--- start SUPPLIED ENTRIES ---
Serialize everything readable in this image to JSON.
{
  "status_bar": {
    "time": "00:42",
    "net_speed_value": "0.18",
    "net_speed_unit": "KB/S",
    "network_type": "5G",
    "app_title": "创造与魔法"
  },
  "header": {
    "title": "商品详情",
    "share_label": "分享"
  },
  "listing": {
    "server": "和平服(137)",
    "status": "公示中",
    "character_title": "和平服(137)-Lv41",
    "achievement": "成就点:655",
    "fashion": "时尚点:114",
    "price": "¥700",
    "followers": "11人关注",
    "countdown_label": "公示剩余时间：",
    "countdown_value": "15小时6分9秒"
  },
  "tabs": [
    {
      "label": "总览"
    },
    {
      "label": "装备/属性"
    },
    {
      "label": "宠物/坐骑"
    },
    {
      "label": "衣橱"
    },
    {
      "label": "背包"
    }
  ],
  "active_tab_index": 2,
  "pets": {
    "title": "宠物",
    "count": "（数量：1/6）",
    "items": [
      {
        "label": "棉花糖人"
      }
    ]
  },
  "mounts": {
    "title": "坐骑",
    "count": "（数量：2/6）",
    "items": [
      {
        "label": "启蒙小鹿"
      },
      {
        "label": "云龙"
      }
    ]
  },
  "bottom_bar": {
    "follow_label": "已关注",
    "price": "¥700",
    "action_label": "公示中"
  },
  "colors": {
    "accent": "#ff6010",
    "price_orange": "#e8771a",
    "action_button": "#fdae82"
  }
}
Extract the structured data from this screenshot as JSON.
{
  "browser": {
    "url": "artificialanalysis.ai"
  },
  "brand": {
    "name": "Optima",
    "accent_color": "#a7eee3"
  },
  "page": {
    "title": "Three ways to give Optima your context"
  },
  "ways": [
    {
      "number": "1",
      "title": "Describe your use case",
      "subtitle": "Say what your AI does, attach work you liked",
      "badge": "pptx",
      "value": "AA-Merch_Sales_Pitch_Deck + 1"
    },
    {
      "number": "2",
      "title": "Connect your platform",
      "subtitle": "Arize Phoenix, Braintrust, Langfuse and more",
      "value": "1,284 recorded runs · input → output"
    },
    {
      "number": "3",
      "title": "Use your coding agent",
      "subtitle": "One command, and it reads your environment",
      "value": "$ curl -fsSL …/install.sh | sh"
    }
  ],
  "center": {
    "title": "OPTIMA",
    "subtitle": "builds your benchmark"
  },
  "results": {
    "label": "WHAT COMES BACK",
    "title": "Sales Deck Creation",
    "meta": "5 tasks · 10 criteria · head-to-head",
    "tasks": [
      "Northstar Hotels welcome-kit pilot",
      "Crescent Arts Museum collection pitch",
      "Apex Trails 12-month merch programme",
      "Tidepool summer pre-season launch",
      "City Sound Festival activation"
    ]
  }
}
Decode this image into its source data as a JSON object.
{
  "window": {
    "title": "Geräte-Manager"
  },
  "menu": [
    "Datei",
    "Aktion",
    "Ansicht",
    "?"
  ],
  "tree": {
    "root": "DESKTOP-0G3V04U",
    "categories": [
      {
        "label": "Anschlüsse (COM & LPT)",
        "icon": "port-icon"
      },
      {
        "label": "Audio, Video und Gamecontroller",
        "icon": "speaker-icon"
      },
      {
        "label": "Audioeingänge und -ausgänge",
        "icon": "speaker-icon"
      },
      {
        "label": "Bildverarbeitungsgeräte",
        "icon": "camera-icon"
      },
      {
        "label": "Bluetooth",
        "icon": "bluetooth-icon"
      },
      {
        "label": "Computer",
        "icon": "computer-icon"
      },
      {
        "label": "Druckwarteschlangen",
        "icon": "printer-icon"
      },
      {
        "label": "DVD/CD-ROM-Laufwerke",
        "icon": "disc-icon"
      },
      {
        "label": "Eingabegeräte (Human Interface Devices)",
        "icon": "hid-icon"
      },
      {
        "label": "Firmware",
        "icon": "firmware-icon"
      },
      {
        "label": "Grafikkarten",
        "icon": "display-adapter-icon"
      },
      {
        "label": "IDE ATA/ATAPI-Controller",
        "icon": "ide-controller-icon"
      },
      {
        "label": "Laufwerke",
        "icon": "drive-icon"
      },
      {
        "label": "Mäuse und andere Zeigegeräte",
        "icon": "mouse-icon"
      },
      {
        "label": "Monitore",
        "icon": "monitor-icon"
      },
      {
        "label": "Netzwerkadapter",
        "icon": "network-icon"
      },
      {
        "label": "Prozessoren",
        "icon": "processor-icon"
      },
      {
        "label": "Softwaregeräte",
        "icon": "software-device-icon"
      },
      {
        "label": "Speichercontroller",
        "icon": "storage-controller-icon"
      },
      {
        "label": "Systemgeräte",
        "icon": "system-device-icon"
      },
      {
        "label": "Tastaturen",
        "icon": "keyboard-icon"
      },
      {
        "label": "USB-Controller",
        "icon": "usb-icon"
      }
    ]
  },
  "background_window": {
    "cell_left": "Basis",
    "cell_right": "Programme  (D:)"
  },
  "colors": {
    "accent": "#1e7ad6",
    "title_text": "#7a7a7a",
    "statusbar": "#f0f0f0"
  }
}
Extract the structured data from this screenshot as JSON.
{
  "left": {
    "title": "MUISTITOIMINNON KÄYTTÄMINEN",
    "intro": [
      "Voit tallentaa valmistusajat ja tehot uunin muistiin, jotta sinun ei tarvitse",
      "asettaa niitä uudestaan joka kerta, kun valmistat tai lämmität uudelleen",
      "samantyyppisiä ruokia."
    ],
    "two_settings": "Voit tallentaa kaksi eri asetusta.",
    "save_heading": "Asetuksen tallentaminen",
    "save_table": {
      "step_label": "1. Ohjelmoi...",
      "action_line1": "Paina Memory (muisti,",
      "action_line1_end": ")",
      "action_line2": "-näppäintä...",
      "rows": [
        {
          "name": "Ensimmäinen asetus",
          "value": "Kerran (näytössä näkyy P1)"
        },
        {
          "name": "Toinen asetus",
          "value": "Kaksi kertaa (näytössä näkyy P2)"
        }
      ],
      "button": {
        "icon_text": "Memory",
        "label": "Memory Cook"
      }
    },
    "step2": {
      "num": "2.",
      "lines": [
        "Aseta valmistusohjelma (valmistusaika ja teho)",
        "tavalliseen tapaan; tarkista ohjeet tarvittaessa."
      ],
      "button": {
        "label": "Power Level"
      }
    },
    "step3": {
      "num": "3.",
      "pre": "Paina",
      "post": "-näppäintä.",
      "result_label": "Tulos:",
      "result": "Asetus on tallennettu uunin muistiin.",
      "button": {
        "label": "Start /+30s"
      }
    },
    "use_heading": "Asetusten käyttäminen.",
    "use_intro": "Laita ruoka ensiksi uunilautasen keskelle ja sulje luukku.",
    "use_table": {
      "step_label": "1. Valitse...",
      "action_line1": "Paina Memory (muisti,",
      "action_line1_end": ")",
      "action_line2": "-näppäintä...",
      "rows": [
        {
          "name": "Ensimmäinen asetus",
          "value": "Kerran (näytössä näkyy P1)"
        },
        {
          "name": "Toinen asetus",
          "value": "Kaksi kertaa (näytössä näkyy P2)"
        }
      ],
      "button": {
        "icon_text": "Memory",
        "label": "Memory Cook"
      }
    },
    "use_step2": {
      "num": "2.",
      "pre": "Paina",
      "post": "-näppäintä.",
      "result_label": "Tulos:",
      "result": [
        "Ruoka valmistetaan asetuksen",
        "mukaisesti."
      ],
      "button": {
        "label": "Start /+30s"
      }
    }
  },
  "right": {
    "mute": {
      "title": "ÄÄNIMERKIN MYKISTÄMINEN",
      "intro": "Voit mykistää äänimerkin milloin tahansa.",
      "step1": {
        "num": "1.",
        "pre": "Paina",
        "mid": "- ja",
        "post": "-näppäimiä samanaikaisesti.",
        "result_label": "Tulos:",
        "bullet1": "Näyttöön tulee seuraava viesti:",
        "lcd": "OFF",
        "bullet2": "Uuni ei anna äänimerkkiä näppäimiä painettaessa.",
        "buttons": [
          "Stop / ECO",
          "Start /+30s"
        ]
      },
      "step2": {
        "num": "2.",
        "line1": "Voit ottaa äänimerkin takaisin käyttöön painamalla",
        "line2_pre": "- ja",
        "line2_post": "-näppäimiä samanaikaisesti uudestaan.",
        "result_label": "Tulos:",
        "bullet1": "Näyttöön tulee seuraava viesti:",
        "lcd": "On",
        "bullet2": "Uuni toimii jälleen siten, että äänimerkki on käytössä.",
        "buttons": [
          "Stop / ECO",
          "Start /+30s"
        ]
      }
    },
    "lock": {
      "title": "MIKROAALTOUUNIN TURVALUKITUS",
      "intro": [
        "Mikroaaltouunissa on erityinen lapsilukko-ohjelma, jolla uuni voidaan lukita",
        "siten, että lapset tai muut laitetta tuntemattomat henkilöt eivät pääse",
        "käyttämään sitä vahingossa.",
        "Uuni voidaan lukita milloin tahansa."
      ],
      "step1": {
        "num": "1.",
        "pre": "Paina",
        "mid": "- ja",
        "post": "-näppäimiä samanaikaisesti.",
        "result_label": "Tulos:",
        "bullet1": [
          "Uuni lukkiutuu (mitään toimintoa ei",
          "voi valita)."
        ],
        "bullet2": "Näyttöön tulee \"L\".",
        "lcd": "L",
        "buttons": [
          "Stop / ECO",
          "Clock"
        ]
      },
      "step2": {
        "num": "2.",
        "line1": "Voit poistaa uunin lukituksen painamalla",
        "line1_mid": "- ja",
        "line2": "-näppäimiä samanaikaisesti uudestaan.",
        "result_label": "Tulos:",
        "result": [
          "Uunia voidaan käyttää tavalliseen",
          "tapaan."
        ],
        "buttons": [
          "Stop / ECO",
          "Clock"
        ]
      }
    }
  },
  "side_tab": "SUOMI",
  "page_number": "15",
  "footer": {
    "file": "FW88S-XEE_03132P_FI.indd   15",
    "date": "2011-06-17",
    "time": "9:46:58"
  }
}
--- end SUPPLIED ENTRIES ---
# TASK
Find the lines above that contain the word "Voit" and collect them.

# OUTPUT OF THE EXERCISE
      "Voit tallentaa valmistusajat ja tehot uunin muistiin, jotta sinun ei tarvitse",
    "two_settings": "Voit tallentaa kaksi eri asetusta.",
      "intro": "Voit mykistää äänimerkin milloin tahansa.",
        "line1": "Voit ottaa äänimerkin takaisin käyttöön painamalla",
        "line1": "Voit poistaa uunin lukituksen painamalla",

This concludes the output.